start
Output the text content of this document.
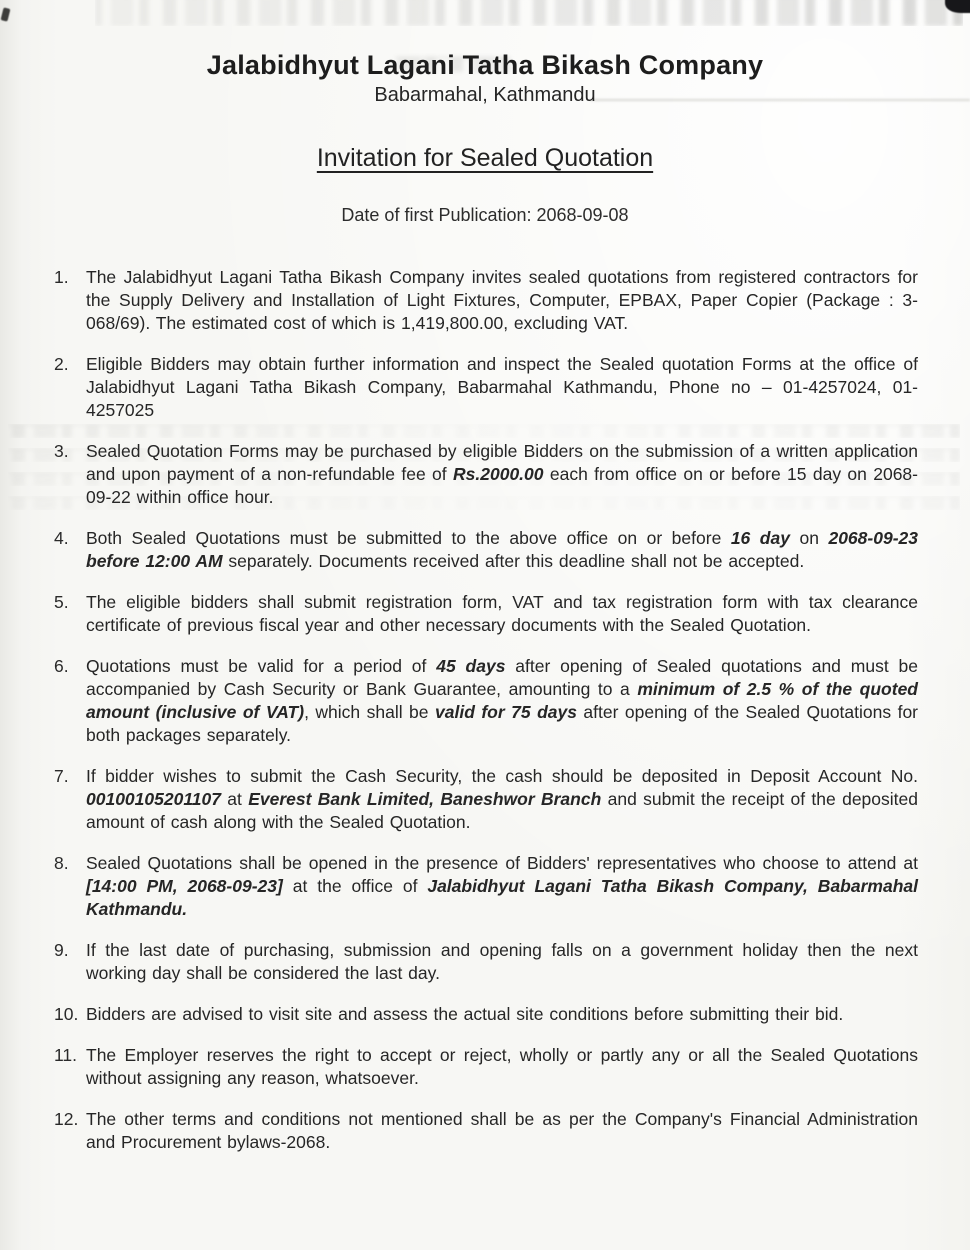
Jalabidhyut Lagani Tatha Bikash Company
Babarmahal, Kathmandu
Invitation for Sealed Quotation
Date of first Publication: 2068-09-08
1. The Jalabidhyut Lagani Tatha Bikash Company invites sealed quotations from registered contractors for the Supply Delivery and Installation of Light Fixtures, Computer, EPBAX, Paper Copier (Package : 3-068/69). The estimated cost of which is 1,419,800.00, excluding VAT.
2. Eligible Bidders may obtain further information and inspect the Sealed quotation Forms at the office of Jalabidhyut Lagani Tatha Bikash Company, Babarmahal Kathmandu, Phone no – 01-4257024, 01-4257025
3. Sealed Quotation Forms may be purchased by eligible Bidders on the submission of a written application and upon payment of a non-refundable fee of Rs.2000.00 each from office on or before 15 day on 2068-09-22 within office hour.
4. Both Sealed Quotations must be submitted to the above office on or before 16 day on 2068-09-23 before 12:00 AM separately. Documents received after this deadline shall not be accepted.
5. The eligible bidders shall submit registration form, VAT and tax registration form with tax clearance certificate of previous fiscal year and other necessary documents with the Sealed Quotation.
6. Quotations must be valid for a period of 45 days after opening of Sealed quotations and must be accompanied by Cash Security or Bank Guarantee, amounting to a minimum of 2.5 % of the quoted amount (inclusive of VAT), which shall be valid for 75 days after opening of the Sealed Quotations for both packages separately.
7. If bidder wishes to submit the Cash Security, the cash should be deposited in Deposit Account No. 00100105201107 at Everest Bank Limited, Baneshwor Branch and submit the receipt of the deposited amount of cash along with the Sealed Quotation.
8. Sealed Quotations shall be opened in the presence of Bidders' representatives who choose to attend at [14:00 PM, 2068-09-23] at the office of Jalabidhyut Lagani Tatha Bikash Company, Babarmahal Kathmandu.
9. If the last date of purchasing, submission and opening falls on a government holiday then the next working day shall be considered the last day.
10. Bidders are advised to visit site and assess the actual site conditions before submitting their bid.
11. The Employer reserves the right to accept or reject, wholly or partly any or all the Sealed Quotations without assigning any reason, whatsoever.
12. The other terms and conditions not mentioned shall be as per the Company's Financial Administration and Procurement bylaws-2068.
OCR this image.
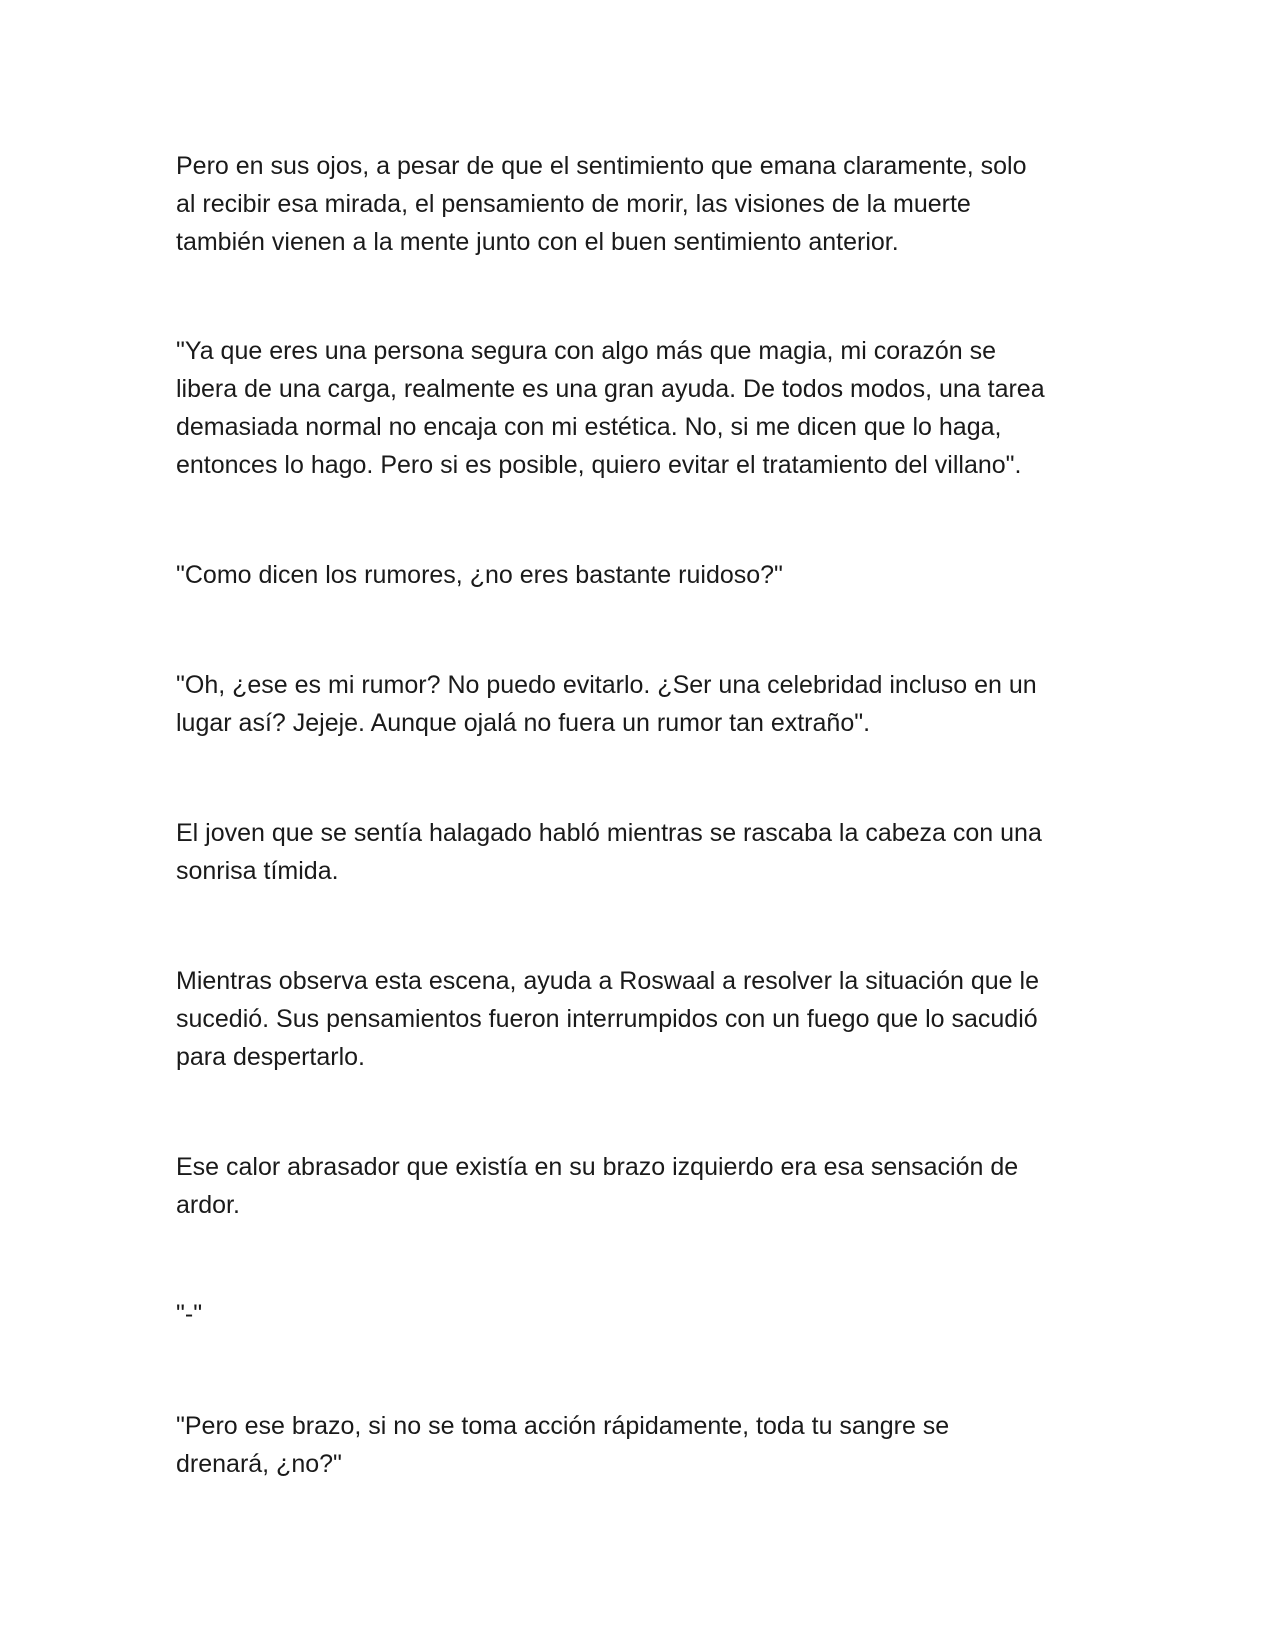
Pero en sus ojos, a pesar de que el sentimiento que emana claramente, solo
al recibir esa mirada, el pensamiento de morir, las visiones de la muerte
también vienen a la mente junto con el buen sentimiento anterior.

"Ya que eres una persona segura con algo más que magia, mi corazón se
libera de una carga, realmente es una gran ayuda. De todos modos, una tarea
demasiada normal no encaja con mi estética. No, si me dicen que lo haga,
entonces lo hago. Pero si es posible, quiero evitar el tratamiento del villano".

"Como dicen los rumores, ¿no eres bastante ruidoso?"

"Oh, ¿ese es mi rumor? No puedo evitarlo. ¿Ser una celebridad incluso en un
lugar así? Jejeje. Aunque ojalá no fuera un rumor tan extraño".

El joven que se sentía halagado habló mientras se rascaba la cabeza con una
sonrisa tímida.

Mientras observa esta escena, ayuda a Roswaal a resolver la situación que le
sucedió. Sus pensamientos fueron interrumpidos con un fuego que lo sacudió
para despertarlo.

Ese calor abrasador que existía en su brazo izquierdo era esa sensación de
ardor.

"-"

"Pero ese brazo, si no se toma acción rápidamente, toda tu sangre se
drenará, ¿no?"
end
start
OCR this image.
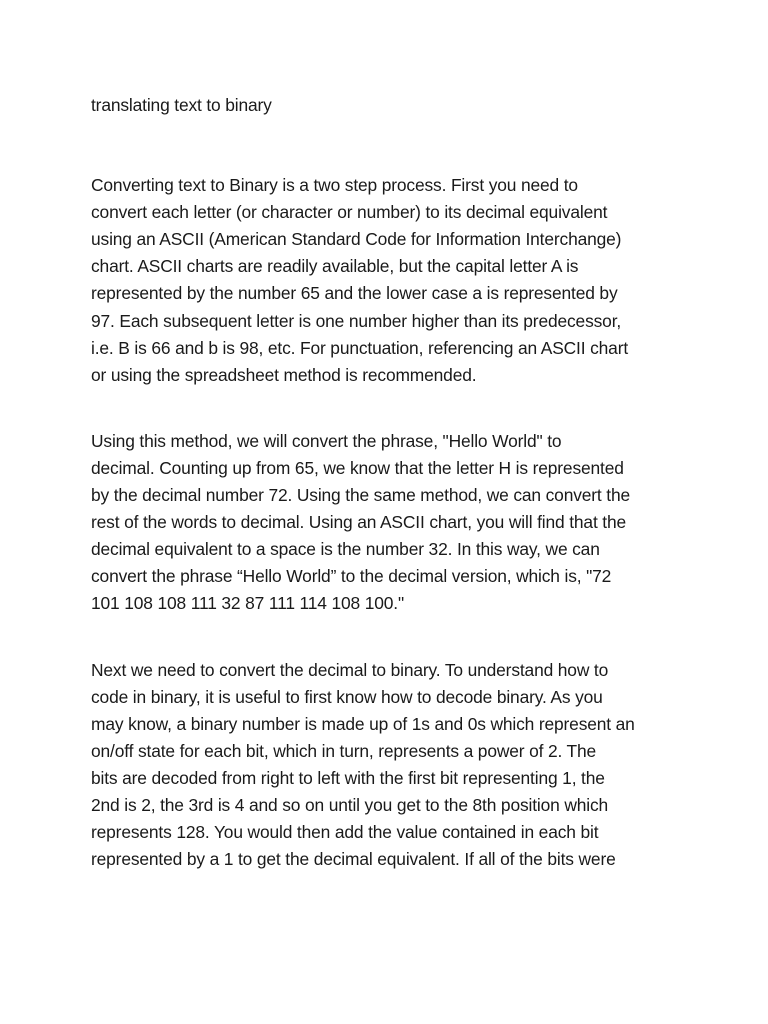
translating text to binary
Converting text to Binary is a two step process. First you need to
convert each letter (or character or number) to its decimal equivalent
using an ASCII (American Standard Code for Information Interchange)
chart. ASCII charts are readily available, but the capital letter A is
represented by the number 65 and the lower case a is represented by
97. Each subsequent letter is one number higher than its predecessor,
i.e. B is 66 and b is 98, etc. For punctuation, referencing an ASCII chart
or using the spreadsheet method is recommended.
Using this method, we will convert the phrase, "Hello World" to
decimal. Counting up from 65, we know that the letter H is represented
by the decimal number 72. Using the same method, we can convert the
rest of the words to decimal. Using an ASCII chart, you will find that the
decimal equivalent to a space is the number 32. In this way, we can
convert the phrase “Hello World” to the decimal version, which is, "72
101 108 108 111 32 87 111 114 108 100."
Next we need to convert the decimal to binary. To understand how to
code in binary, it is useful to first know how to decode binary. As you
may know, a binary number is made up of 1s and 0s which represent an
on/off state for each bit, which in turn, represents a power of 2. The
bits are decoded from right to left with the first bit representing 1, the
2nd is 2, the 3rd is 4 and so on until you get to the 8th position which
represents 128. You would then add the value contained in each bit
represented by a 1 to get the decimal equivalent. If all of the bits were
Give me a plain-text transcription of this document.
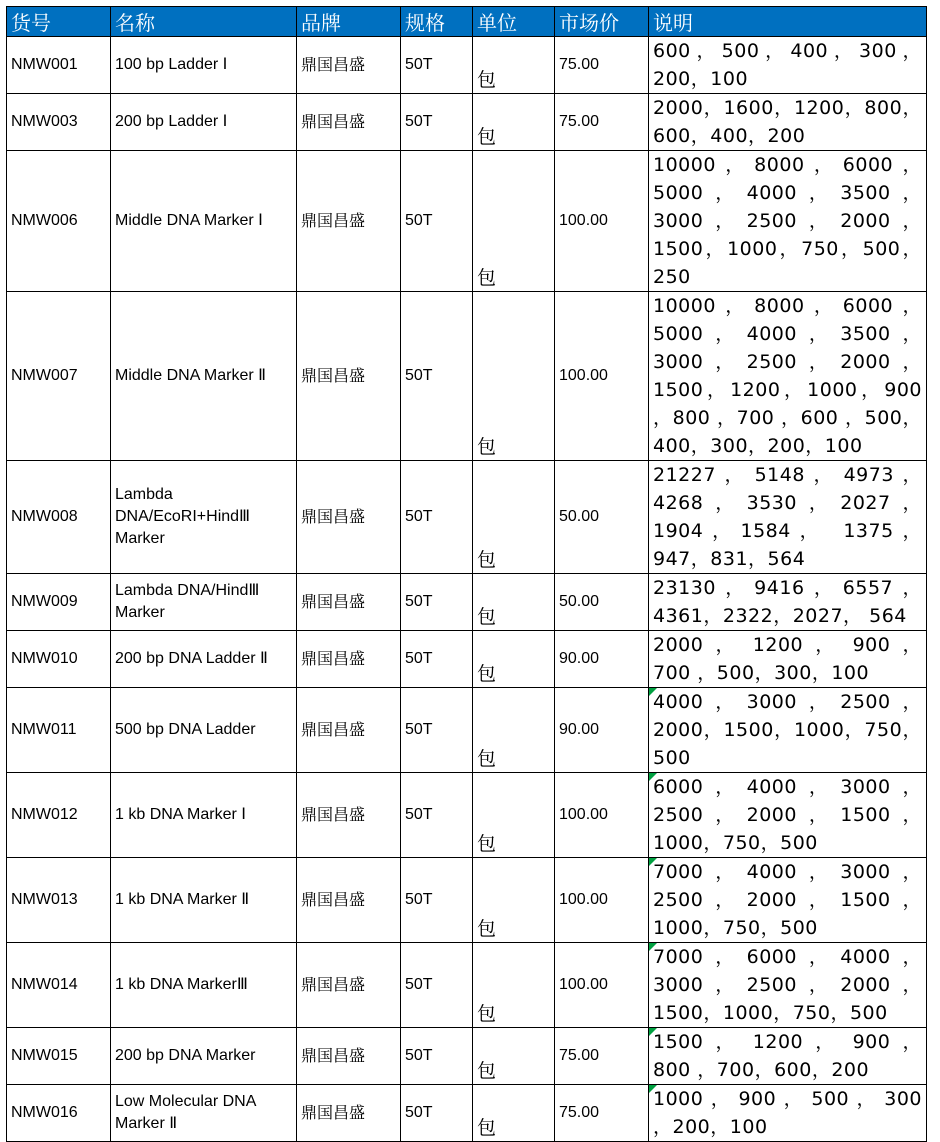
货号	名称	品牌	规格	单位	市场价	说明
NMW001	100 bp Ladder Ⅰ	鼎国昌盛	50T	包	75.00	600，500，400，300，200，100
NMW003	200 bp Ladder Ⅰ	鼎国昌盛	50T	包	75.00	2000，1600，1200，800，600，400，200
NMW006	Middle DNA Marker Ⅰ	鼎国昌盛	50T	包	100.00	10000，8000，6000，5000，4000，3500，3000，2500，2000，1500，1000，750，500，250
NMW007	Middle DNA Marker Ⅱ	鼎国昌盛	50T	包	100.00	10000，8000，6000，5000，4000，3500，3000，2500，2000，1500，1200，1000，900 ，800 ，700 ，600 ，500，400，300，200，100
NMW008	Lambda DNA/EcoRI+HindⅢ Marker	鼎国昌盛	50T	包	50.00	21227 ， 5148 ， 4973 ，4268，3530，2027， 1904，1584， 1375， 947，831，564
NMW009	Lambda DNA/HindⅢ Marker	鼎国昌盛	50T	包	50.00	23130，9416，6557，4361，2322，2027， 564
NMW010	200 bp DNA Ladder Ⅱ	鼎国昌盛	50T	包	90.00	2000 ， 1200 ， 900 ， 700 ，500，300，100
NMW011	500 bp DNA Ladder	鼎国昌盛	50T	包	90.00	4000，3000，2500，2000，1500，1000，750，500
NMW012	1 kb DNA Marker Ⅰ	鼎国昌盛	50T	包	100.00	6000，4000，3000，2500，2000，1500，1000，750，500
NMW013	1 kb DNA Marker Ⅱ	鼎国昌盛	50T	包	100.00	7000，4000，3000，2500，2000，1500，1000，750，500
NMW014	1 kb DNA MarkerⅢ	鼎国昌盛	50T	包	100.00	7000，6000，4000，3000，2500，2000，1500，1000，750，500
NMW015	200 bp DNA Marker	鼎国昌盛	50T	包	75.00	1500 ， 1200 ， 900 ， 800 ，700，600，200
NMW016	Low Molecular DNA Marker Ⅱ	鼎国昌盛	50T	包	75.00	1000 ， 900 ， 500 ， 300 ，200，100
end
start
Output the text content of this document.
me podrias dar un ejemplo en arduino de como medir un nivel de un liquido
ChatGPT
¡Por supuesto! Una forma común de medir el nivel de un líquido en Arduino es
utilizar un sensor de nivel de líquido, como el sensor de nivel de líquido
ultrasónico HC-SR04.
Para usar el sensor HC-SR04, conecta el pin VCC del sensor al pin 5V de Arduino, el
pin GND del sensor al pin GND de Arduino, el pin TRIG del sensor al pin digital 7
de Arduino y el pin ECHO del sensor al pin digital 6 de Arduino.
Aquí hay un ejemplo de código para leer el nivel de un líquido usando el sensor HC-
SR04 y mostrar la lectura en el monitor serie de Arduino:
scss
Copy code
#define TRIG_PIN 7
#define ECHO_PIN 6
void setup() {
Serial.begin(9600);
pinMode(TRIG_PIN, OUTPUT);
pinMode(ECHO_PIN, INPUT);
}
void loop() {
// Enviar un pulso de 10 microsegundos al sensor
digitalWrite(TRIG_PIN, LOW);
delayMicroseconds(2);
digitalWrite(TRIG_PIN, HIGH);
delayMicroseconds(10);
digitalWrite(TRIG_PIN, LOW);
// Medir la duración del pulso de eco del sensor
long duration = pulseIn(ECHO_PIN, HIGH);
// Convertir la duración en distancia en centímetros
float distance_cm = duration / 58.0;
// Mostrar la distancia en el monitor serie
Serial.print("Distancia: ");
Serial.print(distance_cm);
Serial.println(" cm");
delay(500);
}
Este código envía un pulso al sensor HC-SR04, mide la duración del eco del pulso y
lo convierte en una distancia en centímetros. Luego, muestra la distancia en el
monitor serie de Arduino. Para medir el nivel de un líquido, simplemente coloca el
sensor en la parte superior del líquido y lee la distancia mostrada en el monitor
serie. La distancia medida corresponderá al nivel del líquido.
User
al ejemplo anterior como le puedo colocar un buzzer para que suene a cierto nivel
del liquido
end
Show all lines in the entries above where the word "phrase" appears.

### Task response
Using this method, we will convert the phrase, "Hello World" to
convert the phrase “Hello World” to the decimal version, which is, "72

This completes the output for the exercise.